▶ **Stored items**:
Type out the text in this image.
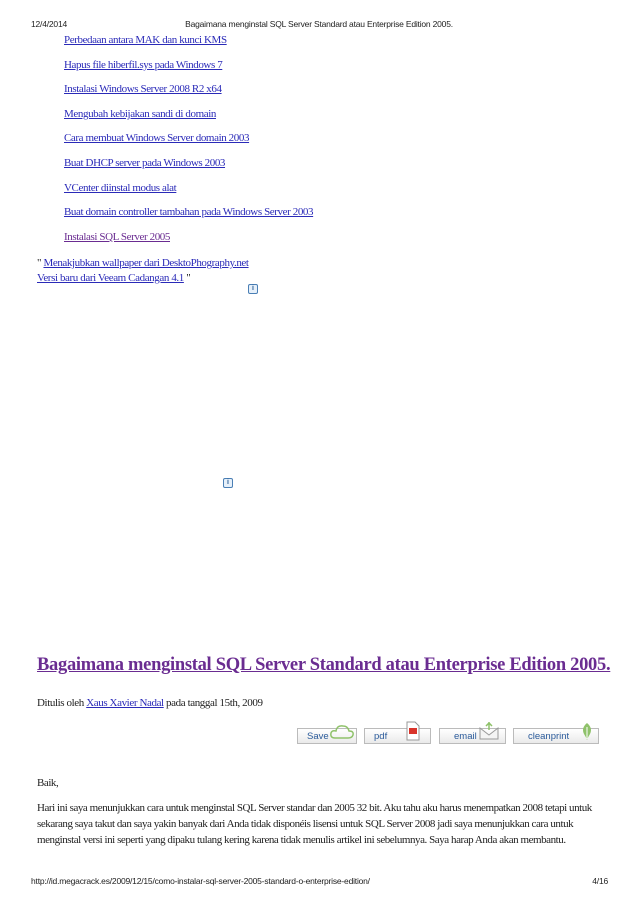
12/4/2014	Bagaimana menginstal SQL Server Standard atau Enterprise Edition 2005.
Perbedaan antara MAK dan kunci KMS
Hapus file hiberfil.sys pada Windows 7
Instalasi Windows Server 2008 R2 x64
Mengubah kebijakan sandi di domain
Cara membuat Windows Server domain 2003
Buat DHCP server pada Windows 2003
VCenter diinstal modus alat
Buat domain controller tambahan pada Windows Server 2003
Instalasi SQL Server 2005
" Menakjubkan wallpaper dari DesktoPhography.net
Versi baru dari Veeam Cadangan 4.1 "
i
i
Bagaimana menginstal SQL Server Standard atau Enterprise Edition 2005.
Ditulis oleh Xaus Xavier Nadal pada tanggal 15th, 2009
Save	pdf	email	cleanprint
Baik,
Hari ini saya menunjukkan cara untuk menginstal SQL Server standar dan 2005 32 bit. Aku tahu aku harus menempatkan 2008 tetapi untuk sekarang saya takut dan saya yakin banyak dari Anda tidak disponéis lisensi untuk SQL Server 2008 jadi saya menunjukkan cara untuk menginstal versi ini seperti yang dipaku tulang kering karena tidak menulis artikel ini sebelumnya. Saya harap Anda akan membantu.
http://id.megacrack.es/2009/12/15/como-instalar-sql-server-2005-standard-o-enterprise-edition/	4/16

▶ **SET TASK**:
Reproduce each record from above exactly; pictures do not belong in the copy.

▶ **RESPONSE FOR THIS EXERCISE**:
Type out the text in this image.
12/4/2014	Bagaimana menginstal SQL Server Standard atau Enterprise Edition 2005.
Perbedaan antara MAK dan kunci KMS
Hapus file hiberfil.sys pada Windows 7
Instalasi Windows Server 2008 R2 x64
Mengubah kebijakan sandi di domain
Cara membuat Windows Server domain 2003
Buat DHCP server pada Windows 2003
VCenter diinstal modus alat
Buat domain controller tambahan pada Windows Server 2003
Instalasi SQL Server 2005
" Menakjubkan wallpaper dari DesktoPhography.net
Versi baru dari Veeam Cadangan 4.1 "
i
i
Bagaimana menginstal SQL Server Standard atau Enterprise Edition 2005.
Ditulis oleh Xaus Xavier Nadal pada tanggal 15th, 2009
Save	pdf	email	cleanprint
Baik,
Hari ini saya menunjukkan cara untuk menginstal SQL Server standar dan 2005 32 bit. Aku tahu aku harus menempatkan 2008 tetapi untuk sekarang saya takut dan saya yakin banyak dari Anda tidak disponéis lisensi untuk SQL Server 2008 jadi saya menunjukkan cara untuk menginstal versi ini seperti yang dipaku tulang kering karena tidak menulis artikel ini sebelumnya. Saya harap Anda akan membantu.
http://id.megacrack.es/2009/12/15/como-instalar-sql-server-2005-standard-o-enterprise-edition/	4/16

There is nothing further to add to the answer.